(Data records)
>>>
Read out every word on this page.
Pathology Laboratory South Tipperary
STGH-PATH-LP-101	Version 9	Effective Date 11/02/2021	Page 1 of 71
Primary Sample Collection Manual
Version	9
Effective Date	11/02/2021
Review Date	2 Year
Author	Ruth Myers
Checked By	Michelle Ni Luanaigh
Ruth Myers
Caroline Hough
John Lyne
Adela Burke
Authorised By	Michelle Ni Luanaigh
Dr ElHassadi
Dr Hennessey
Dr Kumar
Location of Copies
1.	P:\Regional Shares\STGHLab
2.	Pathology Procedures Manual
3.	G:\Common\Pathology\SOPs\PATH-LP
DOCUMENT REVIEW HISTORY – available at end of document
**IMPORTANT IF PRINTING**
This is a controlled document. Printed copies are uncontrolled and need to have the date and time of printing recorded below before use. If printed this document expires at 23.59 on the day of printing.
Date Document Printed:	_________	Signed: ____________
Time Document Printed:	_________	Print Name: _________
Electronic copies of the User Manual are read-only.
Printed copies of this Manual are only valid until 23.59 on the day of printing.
<<<
Task prompt
Check each line of the records for "Manual" and copy the ones that contain it.

Solution to the exercise
Primary Sample Collection Manual
2.	Pathology Procedures Manual
Electronic copies of the User Manual are read-only.
Printed copies of this Manual are only valid until 23.59 on the day of printing.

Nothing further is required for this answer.